Stored entries:
#####
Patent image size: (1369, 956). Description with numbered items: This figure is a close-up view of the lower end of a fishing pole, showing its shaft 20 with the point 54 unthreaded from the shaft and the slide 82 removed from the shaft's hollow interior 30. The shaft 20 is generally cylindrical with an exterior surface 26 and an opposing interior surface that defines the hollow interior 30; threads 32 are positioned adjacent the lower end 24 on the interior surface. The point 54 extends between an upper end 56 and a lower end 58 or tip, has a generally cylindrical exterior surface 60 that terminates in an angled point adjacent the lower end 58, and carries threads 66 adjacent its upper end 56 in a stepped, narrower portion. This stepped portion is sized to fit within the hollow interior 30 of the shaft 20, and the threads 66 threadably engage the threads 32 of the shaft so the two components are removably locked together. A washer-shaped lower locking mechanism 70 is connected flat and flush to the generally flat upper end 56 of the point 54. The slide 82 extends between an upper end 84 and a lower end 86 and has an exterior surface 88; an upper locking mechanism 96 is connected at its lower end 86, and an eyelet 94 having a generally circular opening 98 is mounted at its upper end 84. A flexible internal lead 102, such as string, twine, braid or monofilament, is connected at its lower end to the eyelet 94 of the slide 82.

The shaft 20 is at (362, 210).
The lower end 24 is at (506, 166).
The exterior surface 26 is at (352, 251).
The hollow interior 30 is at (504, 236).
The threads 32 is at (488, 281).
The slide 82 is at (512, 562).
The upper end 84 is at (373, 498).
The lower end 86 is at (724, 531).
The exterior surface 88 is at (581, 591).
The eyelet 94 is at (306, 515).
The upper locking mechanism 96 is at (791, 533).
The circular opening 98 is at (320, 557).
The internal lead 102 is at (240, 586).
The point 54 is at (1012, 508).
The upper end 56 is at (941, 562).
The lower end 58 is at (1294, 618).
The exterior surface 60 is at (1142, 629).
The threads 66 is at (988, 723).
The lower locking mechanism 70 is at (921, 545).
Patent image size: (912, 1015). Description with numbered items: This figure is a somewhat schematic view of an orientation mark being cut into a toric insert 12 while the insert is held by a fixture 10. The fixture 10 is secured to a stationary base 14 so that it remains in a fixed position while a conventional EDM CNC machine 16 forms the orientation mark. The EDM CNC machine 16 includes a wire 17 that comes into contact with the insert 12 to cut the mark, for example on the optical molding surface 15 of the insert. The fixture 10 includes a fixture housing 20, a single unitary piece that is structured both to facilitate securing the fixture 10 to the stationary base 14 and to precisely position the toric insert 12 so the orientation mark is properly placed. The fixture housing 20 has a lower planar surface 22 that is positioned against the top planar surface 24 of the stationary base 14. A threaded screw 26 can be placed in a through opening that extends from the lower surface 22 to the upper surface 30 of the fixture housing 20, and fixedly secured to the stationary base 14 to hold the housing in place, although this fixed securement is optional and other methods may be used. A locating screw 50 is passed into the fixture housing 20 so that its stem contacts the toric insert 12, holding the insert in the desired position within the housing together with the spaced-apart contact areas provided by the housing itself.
#####
> [Task objective]
Recast the lines above as a Markdown table with two columns, Row and Line. Number each row and leave out the blank lines.

> [Task solution]
| Row | Line |
|---|---|
| 1 | Patent image size: (1369, 956). Description with numbered items: This figure is a close-up view of the lower end of a fishing pole, showing its shaft 20 with the point 54 unthreaded from the shaft and the slide 82 removed from the shaft's hollow interior 30. The shaft 20 is generally cylindrical with an exterior surface 26 and an opposing interior surface that defines the hollow interior 30; threads 32 are positioned adjacent the lower end 24 on the interior surface. The point 54 extends between an upper end 56 and a lower end 58 or tip, has a generally cylindrical exterior surface 60 that terminates in an angled point adjacent the lower end 58, and carries threads 66 adjacent its upper end 56 in a stepped, narrower portion. This stepped portion is sized to fit within the hollow interior 30 of the shaft 20, and the threads 66 threadably engage the threads 32 of the shaft so the two components are removably locked together. A washer-shaped lower locking mechanism 70 is connected flat and flush to the generally flat upper end 56 of the point 54. The slide 82 extends between an upper end 84 and a lower end 86 and has an exterior surface 88; an upper locking mechanism 96 is connected at its lower end 86, and an eyelet 94 having a generally circular opening 98 is mounted at its upper end 84. A flexible internal lead 102, such as string, twine, braid or monofilament, is connected at its lower end to the eyelet 94 of the slide 82. |
| 2 | The shaft 20 is at (362, 210). |
| 3 | The lower end 24 is at (506, 166). |
| 4 | The exterior surface 26 is at (352, 251). |
| 5 | The hollow interior 30 is at (504, 236). |
| 6 | The threads 32 is at (488, 281). |
| 7 | The slide 82 is at (512, 562). |
| 8 | The upper end 84 is at (373, 498). |
| 9 | The lower end 86 is at (724, 531). |
| 10 | The exterior surface 88 is at (581, 591). |
| 11 | The eyelet 94 is at (306, 515). |
| 12 | The upper locking mechanism 96 is at (791, 533). |
| 13 | The circular opening 98 is at (320, 557). |
| 14 | The internal lead 102 is at (240, 586). |
| 15 | The point 54 is at (1012, 508). |
| 16 | The upper end 56 is at (941, 562). |
| 17 | The lower end 58 is at (1294, 618). |
| 18 | The exterior surface 60 is at (1142, 629). |
| 19 | The threads 66 is at (988, 723). |
| 20 | The lower locking mechanism 70 is at (921, 545). |
| 21 | Patent image size: (912, 1015). Description with numbered items: This figure is a somewhat schematic view of an orientation mark being cut into a toric insert 12 while the insert is held by a fixture 10. The fixture 10 is secured to a stationary base 14 so that it remains in a fixed position while a conventional EDM CNC machine 16 forms the orientation mark. The EDM CNC machine 16 includes a wire 17 that comes into contact with the insert 12 to cut the mark, for example on the optical molding surface 15 of the insert. The fixture 10 includes a fixture housing 20, a single unitary piece that is structured both to facilitate securing the fixture 10 to the stationary base 14 and to precisely position the toric insert 12 so the orientation mark is properly placed. The fixture housing 20 has a lower planar surface 22 that is positioned against the top planar surface 24 of the stationary base 14. A threaded screw 26 can be placed in a through opening that extends from the lower surface 22 to the upper surface 30 of the fixture housing 20, and fixedly secured to the stationary base 14 to hold the housing in place, although this fixed securement is optional and other methods may be used. A locating screw 50 is passed into the fixture housing 20 so that its stem contacts the toric insert 12, holding the insert in the desired position within the housing together with the spaced-apart contact areas provided by the housing itself. |